▶ [Task requirements]:
Are you able to retype all the records below exactly?

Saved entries
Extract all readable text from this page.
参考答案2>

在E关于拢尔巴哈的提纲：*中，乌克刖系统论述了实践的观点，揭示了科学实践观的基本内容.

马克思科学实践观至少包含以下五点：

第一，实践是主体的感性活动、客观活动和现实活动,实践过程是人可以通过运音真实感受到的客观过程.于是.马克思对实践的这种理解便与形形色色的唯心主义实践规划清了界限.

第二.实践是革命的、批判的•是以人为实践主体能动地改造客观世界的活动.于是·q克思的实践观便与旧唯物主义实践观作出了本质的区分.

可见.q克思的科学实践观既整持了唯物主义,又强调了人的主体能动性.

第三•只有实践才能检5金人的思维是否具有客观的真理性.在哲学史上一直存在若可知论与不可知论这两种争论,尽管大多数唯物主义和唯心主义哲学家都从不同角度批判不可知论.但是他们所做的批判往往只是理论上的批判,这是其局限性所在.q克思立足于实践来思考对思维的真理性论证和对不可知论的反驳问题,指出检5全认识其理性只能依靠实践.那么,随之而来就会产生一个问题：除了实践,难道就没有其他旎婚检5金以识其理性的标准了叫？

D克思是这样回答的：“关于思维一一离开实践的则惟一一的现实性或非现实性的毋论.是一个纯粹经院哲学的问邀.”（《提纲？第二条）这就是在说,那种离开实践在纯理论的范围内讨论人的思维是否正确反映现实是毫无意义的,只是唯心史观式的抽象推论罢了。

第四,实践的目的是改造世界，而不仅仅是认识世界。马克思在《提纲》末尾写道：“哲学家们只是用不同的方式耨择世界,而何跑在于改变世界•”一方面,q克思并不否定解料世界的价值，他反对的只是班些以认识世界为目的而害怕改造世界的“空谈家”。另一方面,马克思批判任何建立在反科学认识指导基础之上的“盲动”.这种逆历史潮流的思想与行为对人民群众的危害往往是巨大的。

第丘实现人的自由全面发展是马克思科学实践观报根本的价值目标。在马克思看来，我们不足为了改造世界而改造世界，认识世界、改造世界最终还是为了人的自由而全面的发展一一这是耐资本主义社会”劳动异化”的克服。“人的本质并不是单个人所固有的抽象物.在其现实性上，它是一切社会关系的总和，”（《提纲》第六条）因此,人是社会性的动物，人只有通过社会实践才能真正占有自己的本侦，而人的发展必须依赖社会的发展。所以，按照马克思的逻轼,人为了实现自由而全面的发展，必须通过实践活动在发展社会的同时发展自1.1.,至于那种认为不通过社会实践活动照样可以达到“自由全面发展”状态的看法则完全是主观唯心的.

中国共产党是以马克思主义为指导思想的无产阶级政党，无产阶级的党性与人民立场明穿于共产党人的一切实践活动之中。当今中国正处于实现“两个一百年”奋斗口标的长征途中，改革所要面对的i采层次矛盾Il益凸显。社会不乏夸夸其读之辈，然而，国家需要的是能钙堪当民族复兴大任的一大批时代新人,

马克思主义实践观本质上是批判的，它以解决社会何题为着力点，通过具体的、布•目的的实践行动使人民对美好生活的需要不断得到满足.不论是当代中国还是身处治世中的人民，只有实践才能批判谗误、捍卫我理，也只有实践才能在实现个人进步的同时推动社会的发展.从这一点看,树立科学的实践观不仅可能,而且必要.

▶ [Solved problem]:
Extract all readable text from this page.
参考答案2>

在E关于拢尔巴哈的提纲：*中，乌克刖系统论述了实践的观点，揭示了科学实践观的基本内容.

马克思科学实践观至少包含以下五点：

第一，实践是主体的感性活动、客观活动和现实活动,实践过程是人可以通过运音真实感受到的客观过程.于是.马克思对实践的这种理解便与形形色色的唯心主义实践规划清了界限.

第二.实践是革命的、批判的•是以人为实践主体能动地改造客观世界的活动.于是·q克思的实践观便与旧唯物主义实践观作出了本质的区分.

可见.q克思的科学实践观既整持了唯物主义,又强调了人的主体能动性.

第三•只有实践才能检5金人的思维是否具有客观的真理性.在哲学史上一直存在若可知论与不可知论这两种争论,尽管大多数唯物主义和唯心主义哲学家都从不同角度批判不可知论.但是他们所做的批判往往只是理论上的批判,这是其局限性所在.q克思立足于实践来思考对思维的真理性论证和对不可知论的反驳问题,指出检5全认识其理性只能依靠实践.那么,随之而来就会产生一个问题：除了实践,难道就没有其他旎婚检5金以识其理性的标准了叫？

D克思是这样回答的：“关于思维一一离开实践的则惟一一的现实性或非现实性的毋论.是一个纯粹经院哲学的问邀.”（《提纲？第二条）这就是在说,那种离开实践在纯理论的范围内讨论人的思维是否正确反映现实是毫无意义的,只是唯心史观式的抽象推论罢了。

第四,实践的目的是改造世界，而不仅仅是认识世界。马克思在《提纲》末尾写道：“哲学家们只是用不同的方式耨择世界,而何跑在于改变世界•”一方面,q克思并不否定解料世界的价值，他反对的只是班些以认识世界为目的而害怕改造世界的“空谈家”。另一方面,马克思批判任何建立在反科学认识指导基础之上的“盲动”.这种逆历史潮流的思想与行为对人民群众的危害往往是巨大的。

第丘实现人的自由全面发展是马克思科学实践观报根本的价值目标。在马克思看来，我们不足为了改造世界而改造世界，认识世界、改造世界最终还是为了人的自由而全面的发展一一这是耐资本主义社会”劳动异化”的克服。“人的本质并不是单个人所固有的抽象物.在其现实性上，它是一切社会关系的总和，”（《提纲》第六条）因此,人是社会性的动物，人只有通过社会实践才能真正占有自己的本侦，而人的发展必须依赖社会的发展。所以，按照马克思的逻轼,人为了实现自由而全面的发展，必须通过实践活动在发展社会的同时发展自1.1.,至于那种认为不通过社会实践活动照样可以达到“自由全面发展”状态的看法则完全是主观唯心的.

中国共产党是以马克思主义为指导思想的无产阶级政党，无产阶级的党性与人民立场明穿于共产党人的一切实践活动之中。当今中国正处于实现“两个一百年”奋斗口标的长征途中，改革所要面对的i采层次矛盾Il益凸显。社会不乏夸夸其读之辈，然而，国家需要的是能钙堪当民族复兴大任的一大批时代新人,

马克思主义实践观本质上是批判的，它以解决社会何题为着力点，通过具体的、布•目的的实践行动使人民对美好生活的需要不断得到满足.不论是当代中国还是身处治世中的人民，只有实践才能批判谗误、捍卫我理，也只有实践才能在实现个人进步的同时推动社会的发展.从这一点看,树立科学的实践观不仅可能,而且必要.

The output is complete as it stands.